**Objective:** Copy each line of the data below with the word "ylabel".

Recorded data
start
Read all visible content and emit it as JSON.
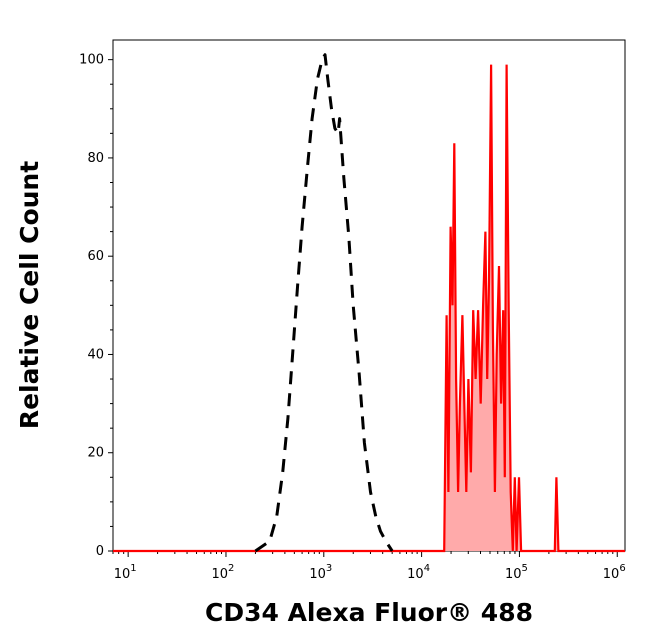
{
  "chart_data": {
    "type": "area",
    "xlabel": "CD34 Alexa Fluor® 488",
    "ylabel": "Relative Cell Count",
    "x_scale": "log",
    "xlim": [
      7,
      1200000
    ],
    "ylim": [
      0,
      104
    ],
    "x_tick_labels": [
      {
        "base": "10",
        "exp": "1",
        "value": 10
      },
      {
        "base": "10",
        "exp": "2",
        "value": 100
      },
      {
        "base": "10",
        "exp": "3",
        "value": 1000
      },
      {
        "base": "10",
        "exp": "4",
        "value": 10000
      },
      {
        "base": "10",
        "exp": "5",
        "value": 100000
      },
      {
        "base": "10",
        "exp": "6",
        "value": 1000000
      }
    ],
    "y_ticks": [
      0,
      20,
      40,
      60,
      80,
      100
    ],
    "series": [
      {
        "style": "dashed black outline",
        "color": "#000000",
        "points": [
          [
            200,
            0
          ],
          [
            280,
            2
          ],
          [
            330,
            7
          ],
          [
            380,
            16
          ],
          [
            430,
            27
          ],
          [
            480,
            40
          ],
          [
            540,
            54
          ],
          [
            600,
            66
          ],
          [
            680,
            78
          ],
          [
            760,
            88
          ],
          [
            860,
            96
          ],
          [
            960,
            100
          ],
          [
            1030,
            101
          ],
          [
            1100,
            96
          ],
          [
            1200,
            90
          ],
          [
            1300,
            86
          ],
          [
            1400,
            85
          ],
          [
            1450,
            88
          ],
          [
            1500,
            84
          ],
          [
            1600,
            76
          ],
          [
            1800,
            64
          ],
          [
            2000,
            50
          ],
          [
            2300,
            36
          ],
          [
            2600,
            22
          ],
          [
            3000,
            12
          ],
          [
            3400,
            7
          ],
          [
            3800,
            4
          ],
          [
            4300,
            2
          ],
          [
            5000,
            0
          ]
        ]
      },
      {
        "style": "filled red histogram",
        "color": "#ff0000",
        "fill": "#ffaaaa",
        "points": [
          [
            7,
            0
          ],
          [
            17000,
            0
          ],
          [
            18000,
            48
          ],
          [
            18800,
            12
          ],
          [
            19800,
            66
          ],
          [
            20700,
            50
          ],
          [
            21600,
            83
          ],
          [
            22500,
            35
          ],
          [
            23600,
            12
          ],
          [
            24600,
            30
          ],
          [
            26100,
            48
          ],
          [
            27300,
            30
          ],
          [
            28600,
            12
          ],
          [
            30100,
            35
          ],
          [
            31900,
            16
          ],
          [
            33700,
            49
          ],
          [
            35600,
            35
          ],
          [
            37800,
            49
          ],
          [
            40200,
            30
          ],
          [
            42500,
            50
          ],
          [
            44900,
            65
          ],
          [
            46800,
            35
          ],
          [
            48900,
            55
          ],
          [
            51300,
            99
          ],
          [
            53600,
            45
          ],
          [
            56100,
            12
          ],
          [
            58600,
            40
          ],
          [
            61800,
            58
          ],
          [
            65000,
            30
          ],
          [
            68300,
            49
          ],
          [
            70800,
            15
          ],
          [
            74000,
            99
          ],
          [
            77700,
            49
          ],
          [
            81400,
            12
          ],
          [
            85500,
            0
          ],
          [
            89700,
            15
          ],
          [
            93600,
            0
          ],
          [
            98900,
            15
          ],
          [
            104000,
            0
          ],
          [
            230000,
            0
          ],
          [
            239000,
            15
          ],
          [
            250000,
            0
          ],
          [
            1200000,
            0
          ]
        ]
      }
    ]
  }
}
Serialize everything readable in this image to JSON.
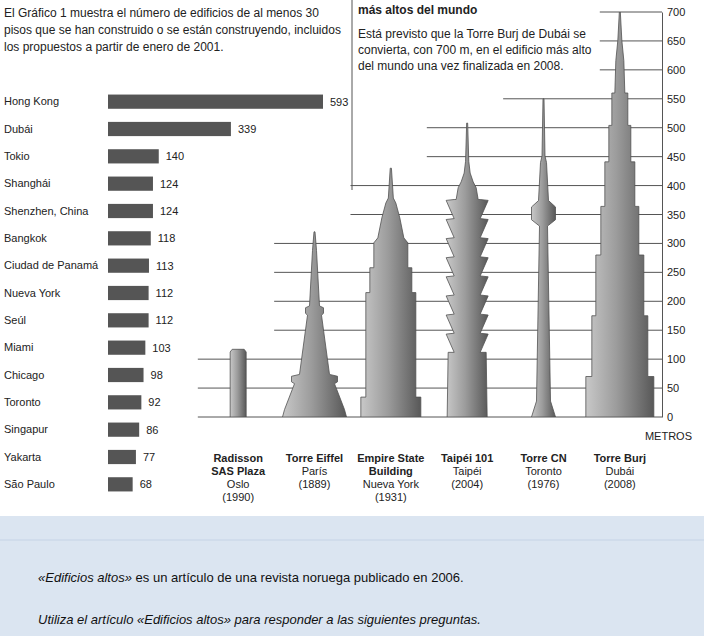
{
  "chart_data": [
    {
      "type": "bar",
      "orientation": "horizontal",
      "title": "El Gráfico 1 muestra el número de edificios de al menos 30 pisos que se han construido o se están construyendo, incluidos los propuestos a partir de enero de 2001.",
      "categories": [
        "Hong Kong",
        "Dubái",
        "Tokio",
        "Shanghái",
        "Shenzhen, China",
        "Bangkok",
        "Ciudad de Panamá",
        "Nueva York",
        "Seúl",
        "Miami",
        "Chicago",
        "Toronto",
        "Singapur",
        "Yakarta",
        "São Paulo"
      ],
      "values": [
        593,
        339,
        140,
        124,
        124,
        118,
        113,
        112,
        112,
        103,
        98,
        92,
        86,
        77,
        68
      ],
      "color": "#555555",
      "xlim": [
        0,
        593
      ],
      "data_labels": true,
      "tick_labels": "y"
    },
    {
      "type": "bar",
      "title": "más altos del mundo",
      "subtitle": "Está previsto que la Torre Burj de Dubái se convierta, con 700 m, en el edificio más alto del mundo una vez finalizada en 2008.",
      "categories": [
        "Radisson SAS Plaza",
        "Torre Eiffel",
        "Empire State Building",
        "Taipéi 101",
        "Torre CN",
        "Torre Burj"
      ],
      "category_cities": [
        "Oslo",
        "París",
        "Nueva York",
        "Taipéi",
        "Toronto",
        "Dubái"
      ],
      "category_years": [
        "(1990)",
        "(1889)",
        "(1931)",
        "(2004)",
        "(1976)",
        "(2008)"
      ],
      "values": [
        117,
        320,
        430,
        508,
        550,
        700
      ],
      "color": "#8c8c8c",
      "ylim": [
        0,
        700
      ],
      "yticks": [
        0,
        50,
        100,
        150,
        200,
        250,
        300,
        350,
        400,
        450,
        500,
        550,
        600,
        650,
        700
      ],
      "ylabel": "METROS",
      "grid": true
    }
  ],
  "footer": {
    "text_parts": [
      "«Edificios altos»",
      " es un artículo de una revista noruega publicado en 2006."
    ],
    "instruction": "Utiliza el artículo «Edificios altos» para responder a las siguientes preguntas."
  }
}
end
**Answer below:**
    "ylabel": "Relative Cell Count",
      "ylabel": "METROS",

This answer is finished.